### QUOTED TEXT:
▽
So does anyone know ANYTHING about this plant that can help me?


----------



## Zapins (Jul 28, 2004)

I think you can easily grow this plant in your current setup. You just need to give it enough light and nutrients. I personally have grown this plant emersed in a tub of soil, but growing it emersed in a bowl is not that different, you'll just need to provide nutrients and it will grow. This plant tends to like a lot of potassium and without it the plant quickly develops potassium deficiencies (holes in the leaves).

When you say some leaves are wilting it is difficult to figure out exactly what you mean without a close up photo, but it sounds like it is drying out. This is likely due to dry winter conditions. The plant should eventually adapt to drier conditions as it grows new and tougher leaves, but until then you'll probably have to sit back and wait it out, unless you can figure out a way of humidifying the room a little more?

Photos should help people figure out what other steps can be done.

Are there any other specific questions you have regarding the plant?


----------



## Lrobbins (Feb 6, 2014)
△
### GIVEN INFORMATION:
▽
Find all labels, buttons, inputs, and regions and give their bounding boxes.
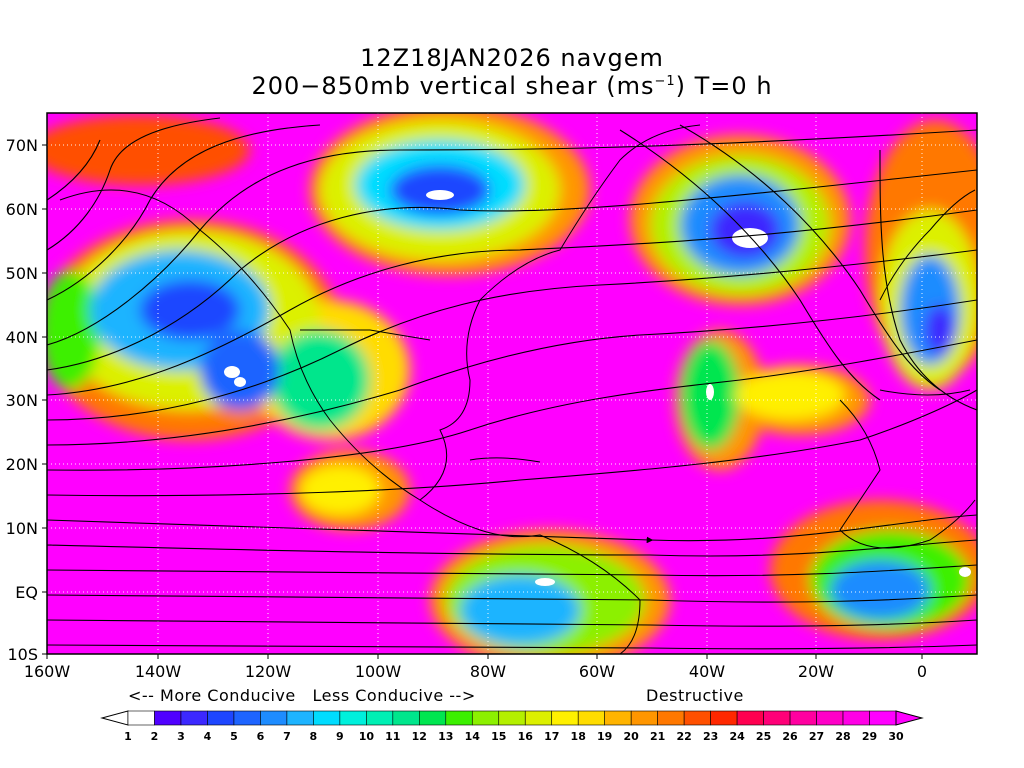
△
### REQUIRED ACTIONS:
1 – In the forum thread about growing the plant, what sign of potassium deficiency is given?
2 – Continue the forum thread about growing the plant, starting after its last line.

### FINAL RESULTS:
1 – Holes in the leaves.

2 –
I am currently giving my plant liquid carbon, iron and trace elements and humic. All of these are by Brightwell Aquatics. What would be a good potassium source to use? I have also been changing 25% of the water every 4 days or so and adding more nutrients. The leaves are still yellow from the lack of iron it had...how long should it take before the leave start to look healthy again? I suppose the leaves were more droopy than dry, but they have perked up since the first night I got it. Otherwise my plant seems to be stable...I just hope it doesn't crash on me.

Thanks


----------



## Zapins (Jul 28, 2004)

In general damaged plant leaves do not heal. The newest leaves should be green and healthy though. 

The liquid carbon doesn't really make a big difference since it is being grown in the air. It is really a better algaecide than a carbon source. It cannot be directly substituted for CO2, it is not exactly equivalent.


----------



## Zapins (Jul 28, 2004)

Did your plant make it with the extra iron addition?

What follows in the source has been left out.